▶ **WHAT THIS TASK INVOLVES**:
The records below are to be repeated in full, exactly as they are.

▶ **MATERIAL FOR THIS EXERCISE**:
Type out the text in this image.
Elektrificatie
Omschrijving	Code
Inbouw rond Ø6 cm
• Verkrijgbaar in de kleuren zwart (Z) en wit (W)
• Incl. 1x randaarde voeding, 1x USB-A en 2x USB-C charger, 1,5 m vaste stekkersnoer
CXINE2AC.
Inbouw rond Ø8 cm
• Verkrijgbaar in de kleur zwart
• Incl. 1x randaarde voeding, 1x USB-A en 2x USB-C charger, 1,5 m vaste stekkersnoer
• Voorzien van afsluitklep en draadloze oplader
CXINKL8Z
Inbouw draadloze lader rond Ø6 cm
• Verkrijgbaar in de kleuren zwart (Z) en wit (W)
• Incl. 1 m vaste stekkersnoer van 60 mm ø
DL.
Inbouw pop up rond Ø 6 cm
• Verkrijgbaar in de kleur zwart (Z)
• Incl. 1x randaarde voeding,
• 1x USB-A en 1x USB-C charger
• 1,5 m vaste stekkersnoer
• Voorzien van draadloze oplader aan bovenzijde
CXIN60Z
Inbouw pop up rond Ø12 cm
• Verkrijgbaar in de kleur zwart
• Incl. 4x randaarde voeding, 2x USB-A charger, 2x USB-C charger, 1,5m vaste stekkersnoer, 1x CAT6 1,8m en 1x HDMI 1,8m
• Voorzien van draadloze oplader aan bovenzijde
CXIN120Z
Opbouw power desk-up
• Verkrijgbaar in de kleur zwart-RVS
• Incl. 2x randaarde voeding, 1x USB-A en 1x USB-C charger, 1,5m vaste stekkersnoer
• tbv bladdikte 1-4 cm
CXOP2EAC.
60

▶ **COMPLETE OUTPUT**:
Type out the text in this image.
Elektrificatie
Omschrijving	Code
Inbouw rond Ø6 cm
• Verkrijgbaar in de kleuren zwart (Z) en wit (W)
• Incl. 1x randaarde voeding, 1x USB-A en 2x USB-C charger, 1,5 m vaste stekkersnoer
CXINE2AC.
Inbouw rond Ø8 cm
• Verkrijgbaar in de kleur zwart
• Incl. 1x randaarde voeding, 1x USB-A en 2x USB-C charger, 1,5 m vaste stekkersnoer
• Voorzien van afsluitklep en draadloze oplader
CXINKL8Z
Inbouw draadloze lader rond Ø6 cm
• Verkrijgbaar in de kleuren zwart (Z) en wit (W)
• Incl. 1 m vaste stekkersnoer van 60 mm ø
DL.
Inbouw pop up rond Ø 6 cm
• Verkrijgbaar in de kleur zwart (Z)
• Incl. 1x randaarde voeding,
• 1x USB-A en 1x USB-C charger
• 1,5 m vaste stekkersnoer
• Voorzien van draadloze oplader aan bovenzijde
CXIN60Z
Inbouw pop up rond Ø12 cm
• Verkrijgbaar in de kleur zwart
• Incl. 4x randaarde voeding, 2x USB-A charger, 2x USB-C charger, 1,5m vaste stekkersnoer, 1x CAT6 1,8m en 1x HDMI 1,8m
• Voorzien van draadloze oplader aan bovenzijde
CXIN120Z
Opbouw power desk-up
• Verkrijgbaar in de kleur zwart-RVS
• Incl. 2x randaarde voeding, 1x USB-A en 1x USB-C charger, 1,5m vaste stekkersnoer
• tbv bladdikte 1-4 cm
CXOP2EAC.
60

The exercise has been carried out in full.